_EXTRACTED ENTRIES_
>> begin

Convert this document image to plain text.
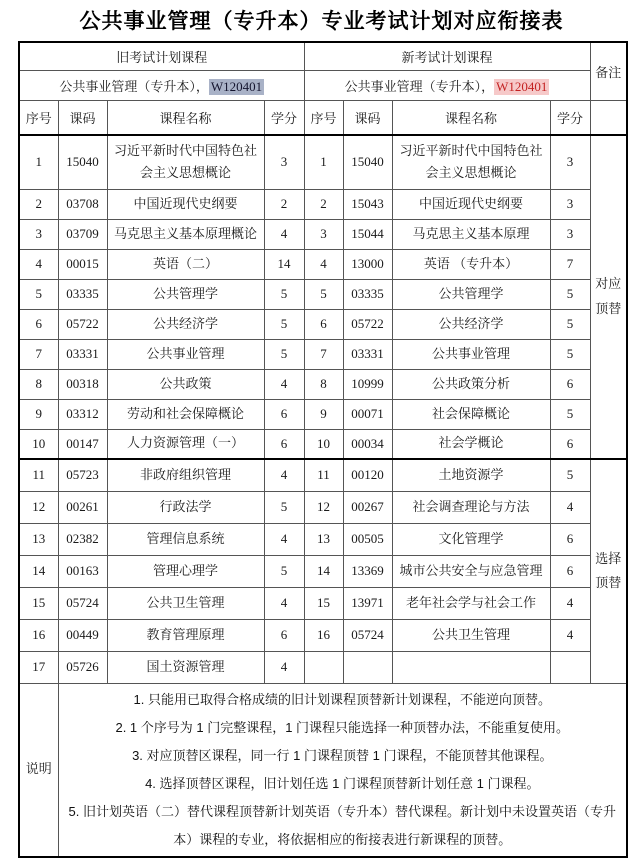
公共事业管理（专升本）专业考试计划对应衔接表
旧考试计划课程				新考试计划课程				备注
公共事业管理（专升本）， W120401				公共事业管理（专升本）， W120401				
序号	课码	课程名称	学分	序号	课码	课程名称	学分	
1	15040	习近平新时代中国特色社会主义思想概论	3	1	15040	习近平新时代中国特色社会主义思想概论	3	对应顶替
2	03708	中国近现代史纲要	2	2	15043	中国近现代史纲要	3	
3	03709	马克思主义基本原理概论	4	3	15044	马克思主义基本原理	3	
4	00015	英语（二）	14	4	13000	英语 （专升本）	7	
5	03335	公共管理学	5	5	03335	公共管理学	5	
6	05722	公共经济学	5	6	05722	公共经济学	5	
7	03331	公共事业管理	5	7	03331	公共事业管理	5	
8	00318	公共政策	4	8	10999	公共政策分析	6	
9	03312	劳动和社会保障概论	6	9	00071	社会保障概论	5	
10	00147	人力资源管理（一）	6	10	00034	社会学概论	6	
11	05723	非政府组织管理	4	11	00120	土地资源学	5	选择顶替
12	00261	行政法学	5	12	00267	社会调查理论与方法	4	
13	02382	管理信息系统	4	13	00505	文化管理学	6	
14	00163	管理心理学	5	14	13369	城市公共安全与应急管理	6	
15	05724	公共卫生管理	4	15	13971	老年社会学与社会工作	4	
16	00449	教育管理原理	6	16	05724	公共卫生管理	4	
17	05726	国土资源管理	4					
说明	1. 只能用已取得合格成绩的旧计划课程顶替新计划课程，不能逆向顶替。
2. 1 个序号为 1 门完整课程，1 门课程只能选择一种顶替办法，不能重复使用。
3. 对应顶替区课程，同一行 1 门课程顶替 1 门课程，不能顶替其他课程。
4. 选择顶替区课程，旧计划任选 1 门课程顶替新计划任意 1 门课程。
5. 旧计划英语（二）替代课程顶替新计划英语（专升本）替代课程。新计划中未设置英语（专升本）课程的专业，将依据相应的衔接表进行新课程的顶替。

>> end

_SHORT TASK_
Transcribe the full listing character for character. Pictures are excluded.

_RESPONSE TO THIS EXERCISE_
Convert this document image to plain text.
公共事业管理（专升本）专业考试计划对应衔接表
旧考试计划课程				新考试计划课程				备注
公共事业管理（专升本）， W120401				公共事业管理（专升本）， W120401				
序号	课码	课程名称	学分	序号	课码	课程名称	学分	
1	15040	习近平新时代中国特色社会主义思想概论	3	1	15040	习近平新时代中国特色社会主义思想概论	3	对应顶替
2	03708	中国近现代史纲要	2	2	15043	中国近现代史纲要	3	
3	03709	马克思主义基本原理概论	4	3	15044	马克思主义基本原理	3	
4	00015	英语（二）	14	4	13000	英语 （专升本）	7	
5	03335	公共管理学	5	5	03335	公共管理学	5	
6	05722	公共经济学	5	6	05722	公共经济学	5	
7	03331	公共事业管理	5	7	03331	公共事业管理	5	
8	00318	公共政策	4	8	10999	公共政策分析	6	
9	03312	劳动和社会保障概论	6	9	00071	社会保障概论	5	
10	00147	人力资源管理（一）	6	10	00034	社会学概论	6	
11	05723	非政府组织管理	4	11	00120	土地资源学	5	选择顶替
12	00261	行政法学	5	12	00267	社会调查理论与方法	4	
13	02382	管理信息系统	4	13	00505	文化管理学	6	
14	00163	管理心理学	5	14	13369	城市公共安全与应急管理	6	
15	05724	公共卫生管理	4	15	13971	老年社会学与社会工作	4	
16	00449	教育管理原理	6	16	05724	公共卫生管理	4	
17	05726	国土资源管理	4					
说明	1. 只能用已取得合格成绩的旧计划课程顶替新计划课程，不能逆向顶替。
2. 1 个序号为 1 门完整课程，1 门课程只能选择一种顶替办法，不能重复使用。
3. 对应顶替区课程，同一行 1 门课程顶替 1 门课程，不能顶替其他课程。
4. 选择顶替区课程，旧计划任选 1 门课程顶替新计划任意 1 门课程。
5. 旧计划英语（二）替代课程顶替新计划英语（专升本）替代课程。新计划中未设置英语（专升本）课程的专业，将依据相应的衔接表进行新课程的顶替。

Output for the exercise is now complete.